++++ TEXT SECTION ++++

As you can see, a SERIES formula can have missing arguments, use arrays, and even use noncontiguous range addresses. And, to confuse the issue even more, a bubble chart has an additional argument (for example, the last SERIES formula in the preceding list). Attempting to parse the arguments is certainly not a trivial programming task.

I spent a lot of time working on this problem, and I eventually arrived at a solution. The trick involves evaluating the SERIES formula by using a dummy function. This function accepts the same arguments as a SERIES formula and returns a 2 x 5 element array that contains all the information in the SERIES formula.

I simplified the solution by creating four custom VBA functions, each of which accepts one argument (a reference to a Series object) and returns a two-element array. These functions are the following:

Note that I did not create a function to get the fourth SERIES argument (plot order). This argument can be obtained directly by using the PlotOrder property of the Series object.

CD-ROM

The VBA code for these functions is too lengthy to be listed here, but the code is available on the companion CD-ROM in a file named get series ranges.xlsm. These functions are documented in such a way that they can be easily adapted to other situations.

The following example demonstrates the VALUES_FROM_SERIES function. It displays the address of the values range for the first series in the active chart.

Sub ShowValueRange()
    Dim Ser As Series
    Dim x As Variant
    Set Ser = ActiveChart.SeriesCollection(1)
    x = VALUES_FROM_SERIES(Ser)
    If x(1) = "Range" Then
        MsgBox Range(x(2)).Address
    End If
End Sub

The variable x is defined as a variant and will hold the two-element array that’s returned by the VALUES_FROM_SERIES function. The first element of the x array contains a string that describes the data type. If the string is Range, the message box displays the address of the range contained in the second element of the x array.

Figure 18-10 shows another example. The chart has three data series. Buttons on the sheet execute macros that expand and contract each of the data ranges.

Figure 18-10. This workbook demonstrates how to expand and contract the chart series by using VBA macros.

The ContractAllSeries procedure is listed below. This procedure loops through the SeriesCollection collection and uses the XVALUE_FROM_SERIES and the VALUES_FROM_SERIES functions to retrieve the current ranges. It then uses the Resize method to decrease the size of the ranges.

Sub ContractAllSeries()

++++ RECORDS SUPPLIED ++++

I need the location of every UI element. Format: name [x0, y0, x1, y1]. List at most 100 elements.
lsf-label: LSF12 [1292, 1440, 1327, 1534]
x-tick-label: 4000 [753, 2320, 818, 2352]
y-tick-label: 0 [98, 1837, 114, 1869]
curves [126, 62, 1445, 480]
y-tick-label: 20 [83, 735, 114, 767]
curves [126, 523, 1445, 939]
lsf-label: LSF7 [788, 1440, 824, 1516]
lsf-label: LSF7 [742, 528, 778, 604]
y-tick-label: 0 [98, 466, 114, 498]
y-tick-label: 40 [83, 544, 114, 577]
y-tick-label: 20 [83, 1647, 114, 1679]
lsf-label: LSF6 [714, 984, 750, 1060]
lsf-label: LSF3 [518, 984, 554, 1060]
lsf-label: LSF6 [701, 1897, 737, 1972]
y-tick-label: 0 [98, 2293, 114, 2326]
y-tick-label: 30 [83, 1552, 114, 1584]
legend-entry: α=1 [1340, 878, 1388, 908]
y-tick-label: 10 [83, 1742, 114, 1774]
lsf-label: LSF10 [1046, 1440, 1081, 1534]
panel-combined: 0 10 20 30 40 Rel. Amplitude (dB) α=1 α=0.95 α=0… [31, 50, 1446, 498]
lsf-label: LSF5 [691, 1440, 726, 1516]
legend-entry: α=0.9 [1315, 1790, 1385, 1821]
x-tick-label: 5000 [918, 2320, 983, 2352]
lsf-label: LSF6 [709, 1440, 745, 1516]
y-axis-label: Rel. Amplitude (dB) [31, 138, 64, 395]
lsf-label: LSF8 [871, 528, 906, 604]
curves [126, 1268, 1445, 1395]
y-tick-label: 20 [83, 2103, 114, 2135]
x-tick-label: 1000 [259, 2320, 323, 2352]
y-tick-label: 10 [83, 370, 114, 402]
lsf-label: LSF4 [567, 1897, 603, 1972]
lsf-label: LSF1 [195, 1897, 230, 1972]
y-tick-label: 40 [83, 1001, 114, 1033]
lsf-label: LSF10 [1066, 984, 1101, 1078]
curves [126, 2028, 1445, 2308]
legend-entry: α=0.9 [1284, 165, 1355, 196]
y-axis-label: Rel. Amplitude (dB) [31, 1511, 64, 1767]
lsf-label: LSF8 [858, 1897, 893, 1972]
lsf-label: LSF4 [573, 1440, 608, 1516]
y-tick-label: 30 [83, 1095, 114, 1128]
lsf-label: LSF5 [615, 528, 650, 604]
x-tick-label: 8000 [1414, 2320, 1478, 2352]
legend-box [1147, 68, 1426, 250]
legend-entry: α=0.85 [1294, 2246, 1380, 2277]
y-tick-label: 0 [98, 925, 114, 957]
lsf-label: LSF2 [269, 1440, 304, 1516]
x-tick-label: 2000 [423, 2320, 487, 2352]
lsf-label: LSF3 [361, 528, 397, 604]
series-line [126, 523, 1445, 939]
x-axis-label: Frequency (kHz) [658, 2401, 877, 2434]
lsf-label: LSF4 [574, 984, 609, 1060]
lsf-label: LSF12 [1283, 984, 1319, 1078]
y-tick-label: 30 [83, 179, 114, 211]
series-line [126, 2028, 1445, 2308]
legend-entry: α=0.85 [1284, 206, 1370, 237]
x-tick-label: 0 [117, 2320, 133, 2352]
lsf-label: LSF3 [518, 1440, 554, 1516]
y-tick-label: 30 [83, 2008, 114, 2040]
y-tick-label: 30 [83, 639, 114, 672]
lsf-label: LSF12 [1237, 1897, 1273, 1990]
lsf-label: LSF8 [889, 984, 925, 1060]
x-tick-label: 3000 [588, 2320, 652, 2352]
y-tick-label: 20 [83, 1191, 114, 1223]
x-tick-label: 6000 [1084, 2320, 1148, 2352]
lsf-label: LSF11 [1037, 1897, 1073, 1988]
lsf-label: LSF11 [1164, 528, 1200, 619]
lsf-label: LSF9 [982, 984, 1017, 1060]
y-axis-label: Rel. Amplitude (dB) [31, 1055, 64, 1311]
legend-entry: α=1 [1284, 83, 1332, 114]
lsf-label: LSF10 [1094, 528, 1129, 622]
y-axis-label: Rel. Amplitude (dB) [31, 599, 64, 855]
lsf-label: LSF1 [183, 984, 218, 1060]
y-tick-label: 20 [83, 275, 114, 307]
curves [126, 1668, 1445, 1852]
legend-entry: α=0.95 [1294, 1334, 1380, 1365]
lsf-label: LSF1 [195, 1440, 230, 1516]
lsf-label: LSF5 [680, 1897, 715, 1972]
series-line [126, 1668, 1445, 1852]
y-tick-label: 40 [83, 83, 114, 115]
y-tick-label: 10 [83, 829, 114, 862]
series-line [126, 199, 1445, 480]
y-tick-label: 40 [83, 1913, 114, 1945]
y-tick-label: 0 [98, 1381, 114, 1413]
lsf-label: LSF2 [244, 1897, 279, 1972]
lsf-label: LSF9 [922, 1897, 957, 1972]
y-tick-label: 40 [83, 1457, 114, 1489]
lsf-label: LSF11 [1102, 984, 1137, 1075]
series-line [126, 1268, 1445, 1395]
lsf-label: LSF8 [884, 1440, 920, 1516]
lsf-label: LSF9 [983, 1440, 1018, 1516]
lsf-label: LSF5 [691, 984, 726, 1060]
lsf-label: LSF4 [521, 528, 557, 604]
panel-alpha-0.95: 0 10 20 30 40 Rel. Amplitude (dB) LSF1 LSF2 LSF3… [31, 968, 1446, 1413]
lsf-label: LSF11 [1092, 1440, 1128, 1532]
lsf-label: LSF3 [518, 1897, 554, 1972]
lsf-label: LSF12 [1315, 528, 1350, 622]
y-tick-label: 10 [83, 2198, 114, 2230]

++++

■ **WHAT THIS EXERCISE ASKS**
a) Answer these questions from the text on SERIES formulas, each answer on its own line and marked like its question:
(i) What size of array does the dummy function return?
(ii) Which property of the Series object gives the plot order?
(iii) Which method does the ContractAllSeries procedure use to decrease the size of the ranges?
b) Resume the text on SERIES formulas at the point where it stops, and write the rest of the ContractAllSeries procedure.

■ **THE REPLIES**
a)
(i) A 2 x 5 element array.
(ii) The PlotOrder property.
(iii) The Resize method.

b)
    Dim s As Series
    Dim Result As Variant
    Dim DRange As Range
    For Each s In ActiveSheet.ChartObjects(1).Chart.SeriesCollection
        Result = XVALUES_FROM_SERIES(s)
        If Result(1) = "Range" Then
            Set DRange = Range(Result(2))
            If DRange.Rows.Count > 1 Then
                Set DRange = DRange.Resize(DRange.Rows.Count - 1)
                s.XValues = DRange
            End If
        End If
        Result = VALUES_FROM_SERIES(s)
        If Result(1) = "Range" Then
            Set DRange = Range(Result(2))
            If DRange.Rows.Count > 1 Then
                Set DRange = DRange.Resize(DRange.Rows.Count - 1)
                s.Values = DRange
            End If
        End If
    Next s
End Sub

The ExpandAllSeries procedure is very similar. When executed, it expands each range by one cell.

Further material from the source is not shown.